→ Exercise description: Exactly repeat the full listing that follows.

→ Dataset rows:

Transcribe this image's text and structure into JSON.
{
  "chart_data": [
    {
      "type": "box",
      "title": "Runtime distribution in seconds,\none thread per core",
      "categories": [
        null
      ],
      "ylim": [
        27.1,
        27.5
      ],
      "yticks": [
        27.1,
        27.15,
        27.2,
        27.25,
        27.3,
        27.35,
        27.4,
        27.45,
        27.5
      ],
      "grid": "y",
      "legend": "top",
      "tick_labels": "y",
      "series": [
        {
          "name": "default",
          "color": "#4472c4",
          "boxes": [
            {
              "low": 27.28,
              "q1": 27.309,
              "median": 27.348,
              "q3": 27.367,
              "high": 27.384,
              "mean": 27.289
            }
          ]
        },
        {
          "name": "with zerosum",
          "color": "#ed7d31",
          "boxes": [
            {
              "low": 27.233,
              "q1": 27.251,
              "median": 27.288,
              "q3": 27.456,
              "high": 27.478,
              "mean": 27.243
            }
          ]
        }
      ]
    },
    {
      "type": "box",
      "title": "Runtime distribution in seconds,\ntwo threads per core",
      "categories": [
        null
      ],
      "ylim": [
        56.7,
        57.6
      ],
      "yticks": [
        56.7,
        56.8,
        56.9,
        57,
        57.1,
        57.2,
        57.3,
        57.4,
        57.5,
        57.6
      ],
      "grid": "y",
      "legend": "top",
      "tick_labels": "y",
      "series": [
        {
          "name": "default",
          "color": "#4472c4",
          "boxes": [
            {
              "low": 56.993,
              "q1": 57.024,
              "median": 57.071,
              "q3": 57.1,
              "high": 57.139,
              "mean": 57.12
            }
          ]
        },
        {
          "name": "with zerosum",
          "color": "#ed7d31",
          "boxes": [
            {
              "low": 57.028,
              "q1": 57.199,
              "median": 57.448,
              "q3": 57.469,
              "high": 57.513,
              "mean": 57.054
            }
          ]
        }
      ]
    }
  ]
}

→ Full answer:
Transcribe this image's text and structure into JSON.
{
  "chart_data": [
    {
      "type": "box",
      "title": "Runtime distribution in seconds,\none thread per core",
      "categories": [
        null
      ],
      "ylim": [
        27.1,
        27.5
      ],
      "yticks": [
        27.1,
        27.15,
        27.2,
        27.25,
        27.3,
        27.35,
        27.4,
        27.45,
        27.5
      ],
      "grid": "y",
      "legend": "top",
      "tick_labels": "y",
      "series": [
        {
          "name": "default",
          "color": "#4472c4",
          "boxes": [
            {
              "low": 27.28,
              "q1": 27.309,
              "median": 27.348,
              "q3": 27.367,
              "high": 27.384,
              "mean": 27.289
            }
          ]
        },
        {
          "name": "with zerosum",
          "color": "#ed7d31",
          "boxes": [
            {
              "low": 27.233,
              "q1": 27.251,
              "median": 27.288,
              "q3": 27.456,
              "high": 27.478,
              "mean": 27.243
            }
          ]
        }
      ]
    },
    {
      "type": "box",
      "title": "Runtime distribution in seconds,\ntwo threads per core",
      "categories": [
        null
      ],
      "ylim": [
        56.7,
        57.6
      ],
      "yticks": [
        56.7,
        56.8,
        56.9,
        57,
        57.1,
        57.2,
        57.3,
        57.4,
        57.5,
        57.6
      ],
      "grid": "y",
      "legend": "top",
      "tick_labels": "y",
      "series": [
        {
          "name": "default",
          "color": "#4472c4",
          "boxes": [
            {
              "low": 56.993,
              "q1": 57.024,
              "median": 57.071,
              "q3": 57.1,
              "high": 57.139,
              "mean": 57.12
            }
          ]
        },
        {
          "name": "with zerosum",
          "color": "#ed7d31",
          "boxes": [
            {
              "low": 57.028,
              "q1": 57.199,
              "median": 57.448,
              "q3": 57.469,
              "high": 57.513,
              "mean": 57.054
            }
          ]
        }
      ]
    }
  ]
}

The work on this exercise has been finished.